> WRITTEN TASK
Present the following data again exactly as it is shown.

====== RECORDED INFORMATION

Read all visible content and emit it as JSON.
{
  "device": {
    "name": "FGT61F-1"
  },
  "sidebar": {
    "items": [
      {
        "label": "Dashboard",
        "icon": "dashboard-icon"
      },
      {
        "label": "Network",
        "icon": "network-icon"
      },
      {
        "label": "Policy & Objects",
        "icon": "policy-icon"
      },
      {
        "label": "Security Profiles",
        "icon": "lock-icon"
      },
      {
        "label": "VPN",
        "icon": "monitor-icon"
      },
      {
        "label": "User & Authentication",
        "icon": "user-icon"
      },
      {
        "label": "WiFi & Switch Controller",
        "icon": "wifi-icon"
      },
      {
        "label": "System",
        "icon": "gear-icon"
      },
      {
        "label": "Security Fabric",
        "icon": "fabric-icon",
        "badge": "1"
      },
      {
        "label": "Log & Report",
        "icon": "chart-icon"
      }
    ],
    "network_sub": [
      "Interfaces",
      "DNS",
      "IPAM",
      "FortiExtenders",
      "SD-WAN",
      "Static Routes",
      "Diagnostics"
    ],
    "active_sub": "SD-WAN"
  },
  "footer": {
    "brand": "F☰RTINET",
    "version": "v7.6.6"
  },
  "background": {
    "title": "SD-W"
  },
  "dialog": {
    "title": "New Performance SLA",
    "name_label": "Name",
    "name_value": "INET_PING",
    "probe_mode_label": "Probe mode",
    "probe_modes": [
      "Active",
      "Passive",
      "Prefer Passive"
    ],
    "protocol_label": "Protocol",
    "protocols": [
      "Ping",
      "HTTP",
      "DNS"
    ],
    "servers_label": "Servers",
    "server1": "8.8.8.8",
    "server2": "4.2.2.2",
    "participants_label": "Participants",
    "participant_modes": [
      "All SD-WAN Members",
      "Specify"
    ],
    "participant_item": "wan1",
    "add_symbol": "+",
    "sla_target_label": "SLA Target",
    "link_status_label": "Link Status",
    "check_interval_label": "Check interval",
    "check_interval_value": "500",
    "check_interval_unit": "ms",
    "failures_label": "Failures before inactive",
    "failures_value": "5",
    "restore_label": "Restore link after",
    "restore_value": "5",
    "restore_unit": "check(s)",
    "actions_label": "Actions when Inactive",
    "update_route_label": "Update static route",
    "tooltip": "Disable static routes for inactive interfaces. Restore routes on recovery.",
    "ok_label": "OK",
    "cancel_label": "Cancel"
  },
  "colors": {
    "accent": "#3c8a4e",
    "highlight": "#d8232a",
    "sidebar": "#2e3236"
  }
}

============

> WRITTEN REPLY
Read all visible content and emit it as JSON.
{
  "device": {
    "name": "FGT61F-1"
  },
  "sidebar": {
    "items": [
      {
        "label": "Dashboard",
        "icon": "dashboard-icon"
      },
      {
        "label": "Network",
        "icon": "network-icon"
      },
      {
        "label": "Policy & Objects",
        "icon": "policy-icon"
      },
      {
        "label": "Security Profiles",
        "icon": "lock-icon"
      },
      {
        "label": "VPN",
        "icon": "monitor-icon"
      },
      {
        "label": "User & Authentication",
        "icon": "user-icon"
      },
      {
        "label": "WiFi & Switch Controller",
        "icon": "wifi-icon"
      },
      {
        "label": "System",
        "icon": "gear-icon"
      },
      {
        "label": "Security Fabric",
        "icon": "fabric-icon",
        "badge": "1"
      },
      {
        "label": "Log & Report",
        "icon": "chart-icon"
      }
    ],
    "network_sub": [
      "Interfaces",
      "DNS",
      "IPAM",
      "FortiExtenders",
      "SD-WAN",
      "Static Routes",
      "Diagnostics"
    ],
    "active_sub": "SD-WAN"
  },
  "footer": {
    "brand": "F☰RTINET",
    "version": "v7.6.6"
  },
  "background": {
    "title": "SD-W"
  },
  "dialog": {
    "title": "New Performance SLA",
    "name_label": "Name",
    "name_value": "INET_PING",
    "probe_mode_label": "Probe mode",
    "probe_modes": [
      "Active",
      "Passive",
      "Prefer Passive"
    ],
    "protocol_label": "Protocol",
    "protocols": [
      "Ping",
      "HTTP",
      "DNS"
    ],
    "servers_label": "Servers",
    "server1": "8.8.8.8",
    "server2": "4.2.2.2",
    "participants_label": "Participants",
    "participant_modes": [
      "All SD-WAN Members",
      "Specify"
    ],
    "participant_item": "wan1",
    "add_symbol": "+",
    "sla_target_label": "SLA Target",
    "link_status_label": "Link Status",
    "check_interval_label": "Check interval",
    "check_interval_value": "500",
    "check_interval_unit": "ms",
    "failures_label": "Failures before inactive",
    "failures_value": "5",
    "restore_label": "Restore link after",
    "restore_value": "5",
    "restore_unit": "check(s)",
    "actions_label": "Actions when Inactive",
    "update_route_label": "Update static route",
    "tooltip": "Disable static routes for inactive interfaces. Restore routes on recovery.",
    "ok_label": "OK",
    "cancel_label": "Cancel"
  },
  "colors": {
    "accent": "#3c8a4e",
    "highlight": "#d8232a",
    "sidebar": "#2e3236"
  }
}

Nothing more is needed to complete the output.